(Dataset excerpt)
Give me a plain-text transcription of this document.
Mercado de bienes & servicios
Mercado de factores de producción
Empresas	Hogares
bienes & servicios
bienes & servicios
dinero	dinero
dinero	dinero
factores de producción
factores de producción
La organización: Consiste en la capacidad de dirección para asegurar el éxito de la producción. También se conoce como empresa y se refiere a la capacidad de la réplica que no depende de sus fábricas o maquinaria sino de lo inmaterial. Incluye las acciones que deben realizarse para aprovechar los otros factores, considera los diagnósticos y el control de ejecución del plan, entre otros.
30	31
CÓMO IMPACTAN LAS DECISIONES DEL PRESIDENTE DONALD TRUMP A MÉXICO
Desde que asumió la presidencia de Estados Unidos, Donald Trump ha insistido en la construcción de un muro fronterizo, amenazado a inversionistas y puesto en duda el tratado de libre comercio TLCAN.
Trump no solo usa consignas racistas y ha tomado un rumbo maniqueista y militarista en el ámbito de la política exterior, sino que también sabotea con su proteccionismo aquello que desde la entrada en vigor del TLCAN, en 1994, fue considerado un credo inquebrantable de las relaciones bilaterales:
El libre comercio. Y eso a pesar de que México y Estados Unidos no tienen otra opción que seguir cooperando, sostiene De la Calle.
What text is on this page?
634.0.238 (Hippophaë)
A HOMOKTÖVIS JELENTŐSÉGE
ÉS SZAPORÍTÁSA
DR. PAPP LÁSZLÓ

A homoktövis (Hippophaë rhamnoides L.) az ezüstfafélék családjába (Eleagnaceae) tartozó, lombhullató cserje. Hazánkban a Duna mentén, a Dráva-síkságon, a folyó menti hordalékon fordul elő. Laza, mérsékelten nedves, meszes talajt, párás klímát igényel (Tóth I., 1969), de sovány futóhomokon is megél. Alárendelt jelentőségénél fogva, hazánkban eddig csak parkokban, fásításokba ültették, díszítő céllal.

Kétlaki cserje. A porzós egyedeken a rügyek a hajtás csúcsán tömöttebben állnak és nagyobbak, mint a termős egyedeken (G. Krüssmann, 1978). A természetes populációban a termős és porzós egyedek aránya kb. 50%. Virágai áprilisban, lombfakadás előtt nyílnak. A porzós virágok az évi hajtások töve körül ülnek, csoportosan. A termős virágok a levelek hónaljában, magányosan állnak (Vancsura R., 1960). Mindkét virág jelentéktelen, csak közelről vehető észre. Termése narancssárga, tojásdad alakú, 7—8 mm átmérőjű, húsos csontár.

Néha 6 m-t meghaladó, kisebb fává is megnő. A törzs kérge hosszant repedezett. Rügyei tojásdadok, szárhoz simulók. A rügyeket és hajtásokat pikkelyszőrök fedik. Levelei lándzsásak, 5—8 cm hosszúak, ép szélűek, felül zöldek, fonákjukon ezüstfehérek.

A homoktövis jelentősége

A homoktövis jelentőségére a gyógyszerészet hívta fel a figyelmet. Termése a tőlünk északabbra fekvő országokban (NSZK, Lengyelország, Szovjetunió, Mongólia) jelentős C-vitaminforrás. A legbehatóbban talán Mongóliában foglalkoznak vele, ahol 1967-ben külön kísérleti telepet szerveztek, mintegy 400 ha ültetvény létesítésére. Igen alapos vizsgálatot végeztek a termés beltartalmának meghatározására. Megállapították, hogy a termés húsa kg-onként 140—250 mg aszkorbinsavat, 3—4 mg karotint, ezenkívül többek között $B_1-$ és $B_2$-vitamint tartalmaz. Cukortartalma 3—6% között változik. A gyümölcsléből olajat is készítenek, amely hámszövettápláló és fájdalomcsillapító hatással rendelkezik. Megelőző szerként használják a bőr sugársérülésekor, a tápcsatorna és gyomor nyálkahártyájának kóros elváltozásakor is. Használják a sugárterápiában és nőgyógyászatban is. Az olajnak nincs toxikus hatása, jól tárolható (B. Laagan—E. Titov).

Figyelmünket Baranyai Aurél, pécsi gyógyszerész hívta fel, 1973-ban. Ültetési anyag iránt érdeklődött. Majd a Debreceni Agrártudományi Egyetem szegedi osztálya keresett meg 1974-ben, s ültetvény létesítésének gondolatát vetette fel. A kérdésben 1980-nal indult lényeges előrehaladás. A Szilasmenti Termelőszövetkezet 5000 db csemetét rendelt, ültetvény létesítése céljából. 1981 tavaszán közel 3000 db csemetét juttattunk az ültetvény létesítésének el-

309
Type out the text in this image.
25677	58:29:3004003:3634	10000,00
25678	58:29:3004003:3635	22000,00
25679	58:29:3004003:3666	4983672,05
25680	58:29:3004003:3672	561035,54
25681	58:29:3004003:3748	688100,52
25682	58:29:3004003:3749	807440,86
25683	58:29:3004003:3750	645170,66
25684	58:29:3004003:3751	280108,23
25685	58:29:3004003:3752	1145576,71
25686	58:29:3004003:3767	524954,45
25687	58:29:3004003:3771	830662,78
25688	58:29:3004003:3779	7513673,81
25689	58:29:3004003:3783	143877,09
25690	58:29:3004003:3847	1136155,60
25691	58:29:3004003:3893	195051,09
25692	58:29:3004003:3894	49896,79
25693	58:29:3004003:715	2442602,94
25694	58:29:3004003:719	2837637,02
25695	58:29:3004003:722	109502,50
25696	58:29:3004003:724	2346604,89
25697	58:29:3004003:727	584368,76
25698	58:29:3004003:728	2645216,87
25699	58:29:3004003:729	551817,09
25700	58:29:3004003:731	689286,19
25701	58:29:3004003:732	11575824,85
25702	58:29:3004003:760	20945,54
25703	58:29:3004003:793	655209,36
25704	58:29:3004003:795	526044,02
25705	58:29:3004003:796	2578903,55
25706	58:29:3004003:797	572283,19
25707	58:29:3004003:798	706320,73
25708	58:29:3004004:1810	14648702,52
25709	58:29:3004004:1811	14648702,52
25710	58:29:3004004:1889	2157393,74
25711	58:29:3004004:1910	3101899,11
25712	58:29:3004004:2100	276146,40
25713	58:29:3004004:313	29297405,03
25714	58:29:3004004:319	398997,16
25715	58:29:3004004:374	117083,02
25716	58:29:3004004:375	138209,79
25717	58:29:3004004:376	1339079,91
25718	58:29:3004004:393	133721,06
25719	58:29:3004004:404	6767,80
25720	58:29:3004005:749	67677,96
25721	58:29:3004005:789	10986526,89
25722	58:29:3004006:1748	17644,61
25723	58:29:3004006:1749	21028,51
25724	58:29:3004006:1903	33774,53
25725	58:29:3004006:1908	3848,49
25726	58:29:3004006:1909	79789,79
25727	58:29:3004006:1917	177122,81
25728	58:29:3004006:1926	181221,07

**WHAT YOU SHOULD DO:**
From the listing above, extract all records word for word.

**IN RESPONSE:**
Give me a plain-text transcription of this document.
Mercado de bienes & servicios
Mercado de factores de producción
Empresas	Hogares
bienes & servicios
bienes & servicios
dinero	dinero
dinero	dinero
factores de producción
factores de producción
La organización: Consiste en la capacidad de dirección para asegurar el éxito de la producción. También se conoce como empresa y se refiere a la capacidad de la réplica que no depende de sus fábricas o maquinaria sino de lo inmaterial. Incluye las acciones que deben realizarse para aprovechar los otros factores, considera los diagnósticos y el control de ejecución del plan, entre otros.
30	31
CÓMO IMPACTAN LAS DECISIONES DEL PRESIDENTE DONALD TRUMP A MÉXICO
Desde que asumió la presidencia de Estados Unidos, Donald Trump ha insistido en la construcción de un muro fronterizo, amenazado a inversionistas y puesto en duda el tratado de libre comercio TLCAN.
Trump no solo usa consignas racistas y ha tomado un rumbo maniqueista y militarista en el ámbito de la política exterior, sino que también sabotea con su proteccionismo aquello que desde la entrada en vigor del TLCAN, en 1994, fue considerado un credo inquebrantable de las relaciones bilaterales:
El libre comercio. Y eso a pesar de que México y Estados Unidos no tienen otra opción que seguir cooperando, sostiene De la Calle.
What text is on this page?
634.0.238 (Hippophaë)
A HOMOKTÖVIS JELENTŐSÉGE
ÉS SZAPORÍTÁSA
DR. PAPP LÁSZLÓ

A homoktövis (Hippophaë rhamnoides L.) az ezüstfafélék családjába (Eleagnaceae) tartozó, lombhullató cserje. Hazánkban a Duna mentén, a Dráva-síkságon, a folyó menti hordalékon fordul elő. Laza, mérsékelten nedves, meszes talajt, párás klímát igényel (Tóth I., 1969), de sovány futóhomokon is megél. Alárendelt jelentőségénél fogva, hazánkban eddig csak parkokban, fásításokba ültették, díszítő céllal.

Kétlaki cserje. A porzós egyedeken a rügyek a hajtás csúcsán tömöttebben állnak és nagyobbak, mint a termős egyedeken (G. Krüssmann, 1978). A természetes populációban a termős és porzós egyedek aránya kb. 50%. Virágai áprilisban, lombfakadás előtt nyílnak. A porzós virágok az évi hajtások töve körül ülnek, csoportosan. A termős virágok a levelek hónaljában, magányosan állnak (Vancsura R., 1960). Mindkét virág jelentéktelen, csak közelről vehető észre. Termése narancssárga, tojásdad alakú, 7—8 mm átmérőjű, húsos csontár.

Néha 6 m-t meghaladó, kisebb fává is megnő. A törzs kérge hosszant repedezett. Rügyei tojásdadok, szárhoz simulók. A rügyeket és hajtásokat pikkelyszőrök fedik. Levelei lándzsásak, 5—8 cm hosszúak, ép szélűek, felül zöldek, fonákjukon ezüstfehérek.

A homoktövis jelentősége

A homoktövis jelentőségére a gyógyszerészet hívta fel a figyelmet. Termése a tőlünk északabbra fekvő országokban (NSZK, Lengyelország, Szovjetunió, Mongólia) jelentős C-vitaminforrás. A legbehatóbban talán Mongóliában foglalkoznak vele, ahol 1967-ben külön kísérleti telepet szerveztek, mintegy 400 ha ültetvény létesítésére. Igen alapos vizsgálatot végeztek a termés beltartalmának meghatározására. Megállapították, hogy a termés húsa kg-onként 140—250 mg aszkorbinsavat, 3—4 mg karotint, ezenkívül többek között $B_1-$ és $B_2$-vitamint tartalmaz. Cukortartalma 3—6% között változik. A gyümölcsléből olajat is készítenek, amely hámszövettápláló és fájdalomcsillapító hatással rendelkezik. Megelőző szerként használják a bőr sugársérülésekor, a tápcsatorna és gyomor nyálkahártyájának kóros elváltozásakor is. Használják a sugárterápiában és nőgyógyászatban is. Az olajnak nincs toxikus hatása, jól tárolható (B. Laagan—E. Titov).

Figyelmünket Baranyai Aurél, pécsi gyógyszerész hívta fel, 1973-ban. Ültetési anyag iránt érdeklődött. Majd a Debreceni Agrártudományi Egyetem szegedi osztálya keresett meg 1974-ben, s ültetvény létesítésének gondolatát vetette fel. A kérdésben 1980-nal indult lényeges előrehaladás. A Szilasmenti Termelőszövetkezet 5000 db csemetét rendelt, ültetvény létesítése céljából. 1981 tavaszán közel 3000 db csemetét juttattunk az ültetvény létesítésének el-

309
Type out the text in this image.
25677	58:29:3004003:3634	10000,00
25678	58:29:3004003:3635	22000,00
25679	58:29:3004003:3666	4983672,05
25680	58:29:3004003:3672	561035,54
25681	58:29:3004003:3748	688100,52
25682	58:29:3004003:3749	807440,86
25683	58:29:3004003:3750	645170,66
25684	58:29:3004003:3751	280108,23
25685	58:29:3004003:3752	1145576,71
25686	58:29:3004003:3767	524954,45
25687	58:29:3004003:3771	830662,78
25688	58:29:3004003:3779	7513673,81
25689	58:29:3004003:3783	143877,09
25690	58:29:3004003:3847	1136155,60
25691	58:29:3004003:3893	195051,09
25692	58:29:3004003:3894	49896,79
25693	58:29:3004003:715	2442602,94
25694	58:29:3004003:719	2837637,02
25695	58:29:3004003:722	109502,50
25696	58:29:3004003:724	2346604,89
25697	58:29:3004003:727	584368,76
25698	58:29:3004003:728	2645216,87
25699	58:29:3004003:729	551817,09
25700	58:29:3004003:731	689286,19
25701	58:29:3004003:732	11575824,85
25702	58:29:3004003:760	20945,54
25703	58:29:3004003:793	655209,36
25704	58:29:3004003:795	526044,02
25705	58:29:3004003:796	2578903,55
25706	58:29:3004003:797	572283,19
25707	58:29:3004003:798	706320,73
25708	58:29:3004004:1810	14648702,52
25709	58:29:3004004:1811	14648702,52
25710	58:29:3004004:1889	2157393,74
25711	58:29:3004004:1910	3101899,11
25712	58:29:3004004:2100	276146,40
25713	58:29:3004004:313	29297405,03
25714	58:29:3004004:319	398997,16
25715	58:29:3004004:374	117083,02
25716	58:29:3004004:375	138209,79
25717	58:29:3004004:376	1339079,91
25718	58:29:3004004:393	133721,06
25719	58:29:3004004:404	6767,80
25720	58:29:3004005:749	67677,96
25721	58:29:3004005:789	10986526,89
25722	58:29:3004006:1748	17644,61
25723	58:29:3004006:1749	21028,51
25724	58:29:3004006:1903	33774,53
25725	58:29:3004006:1908	3848,49
25726	58:29:3004006:1909	79789,79
25727	58:29:3004006:1917	177122,81
25728	58:29:3004006:1926	181221,07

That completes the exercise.